GOAL OF THE EXERCISE:
Count lines holding the string "havo" in the data that follows. Reply with one number only.

— Start MATERIAL FOR THIS EXERCISE —

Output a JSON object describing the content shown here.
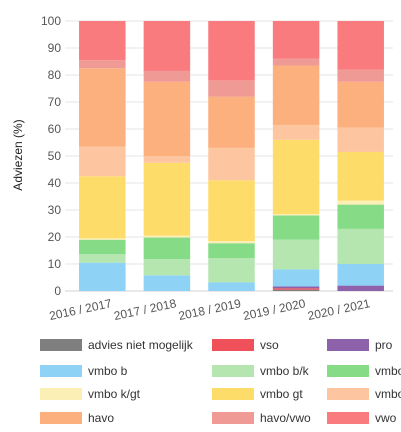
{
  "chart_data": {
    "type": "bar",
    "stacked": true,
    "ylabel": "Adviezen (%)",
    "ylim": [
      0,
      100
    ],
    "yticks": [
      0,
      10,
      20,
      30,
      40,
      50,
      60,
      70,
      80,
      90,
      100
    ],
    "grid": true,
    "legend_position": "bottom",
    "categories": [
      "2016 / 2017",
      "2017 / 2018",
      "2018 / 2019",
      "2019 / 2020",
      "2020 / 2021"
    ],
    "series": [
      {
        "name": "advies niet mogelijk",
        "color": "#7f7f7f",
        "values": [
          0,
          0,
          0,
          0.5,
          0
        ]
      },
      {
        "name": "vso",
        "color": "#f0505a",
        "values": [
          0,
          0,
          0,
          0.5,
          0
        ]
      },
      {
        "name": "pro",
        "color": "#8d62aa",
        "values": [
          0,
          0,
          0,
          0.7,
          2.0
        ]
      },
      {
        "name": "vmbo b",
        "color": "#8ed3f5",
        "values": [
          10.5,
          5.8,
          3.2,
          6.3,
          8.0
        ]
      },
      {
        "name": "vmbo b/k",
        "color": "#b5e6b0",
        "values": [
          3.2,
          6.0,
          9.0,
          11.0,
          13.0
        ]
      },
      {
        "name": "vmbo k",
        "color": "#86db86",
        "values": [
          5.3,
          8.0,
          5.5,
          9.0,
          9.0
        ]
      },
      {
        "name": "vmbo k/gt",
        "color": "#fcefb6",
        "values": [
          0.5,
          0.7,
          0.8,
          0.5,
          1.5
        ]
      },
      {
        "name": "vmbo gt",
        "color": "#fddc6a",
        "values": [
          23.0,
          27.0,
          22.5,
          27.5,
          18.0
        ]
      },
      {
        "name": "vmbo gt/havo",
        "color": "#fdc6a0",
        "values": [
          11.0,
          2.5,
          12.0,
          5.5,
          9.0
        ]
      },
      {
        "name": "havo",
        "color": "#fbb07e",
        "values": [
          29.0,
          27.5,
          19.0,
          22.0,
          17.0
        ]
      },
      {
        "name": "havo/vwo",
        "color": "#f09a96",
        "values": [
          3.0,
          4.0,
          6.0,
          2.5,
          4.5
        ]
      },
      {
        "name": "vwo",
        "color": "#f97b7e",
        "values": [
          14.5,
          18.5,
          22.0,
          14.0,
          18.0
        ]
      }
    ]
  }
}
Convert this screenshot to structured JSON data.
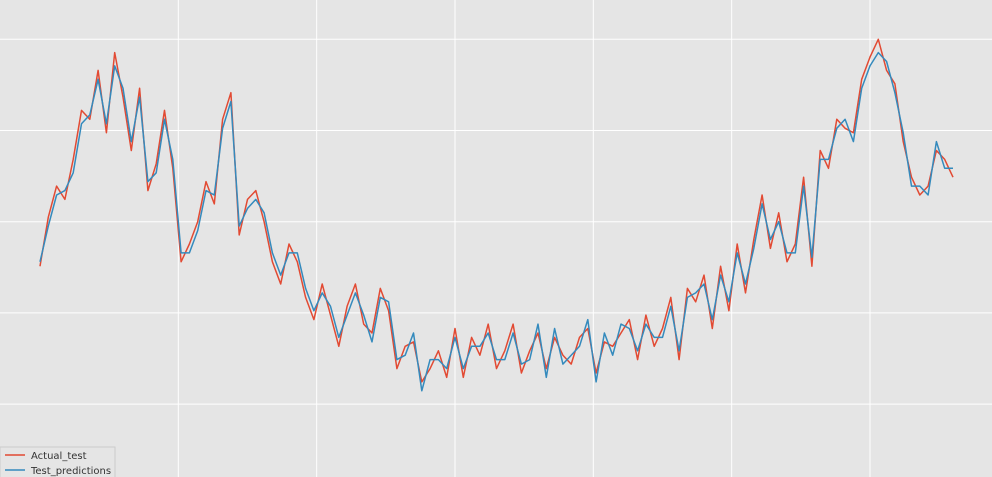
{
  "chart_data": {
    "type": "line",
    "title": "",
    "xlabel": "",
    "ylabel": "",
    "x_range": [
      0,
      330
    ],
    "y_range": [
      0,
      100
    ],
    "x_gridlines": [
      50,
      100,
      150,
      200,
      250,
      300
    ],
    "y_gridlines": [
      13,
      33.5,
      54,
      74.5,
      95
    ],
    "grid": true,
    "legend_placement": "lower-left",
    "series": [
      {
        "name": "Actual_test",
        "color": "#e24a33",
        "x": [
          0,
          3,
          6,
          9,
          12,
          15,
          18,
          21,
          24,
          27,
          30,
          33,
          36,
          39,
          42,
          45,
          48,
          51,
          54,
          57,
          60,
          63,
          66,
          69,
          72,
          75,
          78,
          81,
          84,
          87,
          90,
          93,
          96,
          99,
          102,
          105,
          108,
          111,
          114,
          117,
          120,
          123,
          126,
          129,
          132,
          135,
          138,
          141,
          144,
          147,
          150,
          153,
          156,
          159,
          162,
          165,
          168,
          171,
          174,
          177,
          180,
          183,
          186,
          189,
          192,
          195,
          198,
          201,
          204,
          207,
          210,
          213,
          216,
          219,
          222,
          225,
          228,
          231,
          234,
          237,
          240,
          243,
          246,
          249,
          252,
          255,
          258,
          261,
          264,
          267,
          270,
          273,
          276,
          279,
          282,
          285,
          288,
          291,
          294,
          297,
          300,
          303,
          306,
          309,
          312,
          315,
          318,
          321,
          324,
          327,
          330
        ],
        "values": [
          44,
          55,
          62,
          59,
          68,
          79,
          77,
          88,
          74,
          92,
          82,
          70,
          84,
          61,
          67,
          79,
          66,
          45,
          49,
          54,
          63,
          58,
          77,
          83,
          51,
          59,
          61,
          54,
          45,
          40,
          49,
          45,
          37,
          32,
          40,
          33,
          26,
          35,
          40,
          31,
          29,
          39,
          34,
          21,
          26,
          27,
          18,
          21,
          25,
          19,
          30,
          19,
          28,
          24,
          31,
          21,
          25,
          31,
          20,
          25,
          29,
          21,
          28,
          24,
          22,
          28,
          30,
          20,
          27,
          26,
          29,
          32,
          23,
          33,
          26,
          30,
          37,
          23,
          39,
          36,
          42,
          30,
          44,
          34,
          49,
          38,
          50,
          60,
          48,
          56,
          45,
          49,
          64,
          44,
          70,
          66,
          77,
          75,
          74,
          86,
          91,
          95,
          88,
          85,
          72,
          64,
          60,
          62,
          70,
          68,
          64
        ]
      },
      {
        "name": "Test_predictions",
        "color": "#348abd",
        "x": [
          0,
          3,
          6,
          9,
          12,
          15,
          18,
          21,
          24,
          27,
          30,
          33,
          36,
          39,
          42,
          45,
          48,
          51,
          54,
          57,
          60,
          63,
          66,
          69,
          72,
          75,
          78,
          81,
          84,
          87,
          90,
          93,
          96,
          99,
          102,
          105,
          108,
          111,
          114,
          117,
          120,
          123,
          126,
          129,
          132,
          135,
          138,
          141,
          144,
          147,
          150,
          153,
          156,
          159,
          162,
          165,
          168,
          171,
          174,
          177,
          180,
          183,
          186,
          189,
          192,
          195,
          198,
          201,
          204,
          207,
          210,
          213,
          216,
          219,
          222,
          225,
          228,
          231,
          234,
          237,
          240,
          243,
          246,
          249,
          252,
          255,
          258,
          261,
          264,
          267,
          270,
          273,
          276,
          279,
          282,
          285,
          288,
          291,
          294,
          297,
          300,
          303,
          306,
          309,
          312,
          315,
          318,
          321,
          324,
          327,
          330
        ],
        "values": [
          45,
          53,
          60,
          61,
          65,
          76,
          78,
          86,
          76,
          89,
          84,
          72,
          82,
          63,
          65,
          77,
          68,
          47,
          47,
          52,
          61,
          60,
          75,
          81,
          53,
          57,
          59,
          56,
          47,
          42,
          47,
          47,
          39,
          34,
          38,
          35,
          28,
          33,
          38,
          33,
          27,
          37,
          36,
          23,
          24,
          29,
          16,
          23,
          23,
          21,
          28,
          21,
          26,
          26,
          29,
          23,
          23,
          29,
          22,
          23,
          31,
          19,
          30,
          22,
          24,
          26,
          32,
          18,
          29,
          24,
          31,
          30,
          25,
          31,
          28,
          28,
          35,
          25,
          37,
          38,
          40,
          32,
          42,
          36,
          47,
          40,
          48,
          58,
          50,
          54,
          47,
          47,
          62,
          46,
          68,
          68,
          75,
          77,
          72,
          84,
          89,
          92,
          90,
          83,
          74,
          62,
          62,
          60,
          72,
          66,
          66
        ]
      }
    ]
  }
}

— End MATERIAL FOR THIS EXERCISE —

EXERCISE RESULT:
3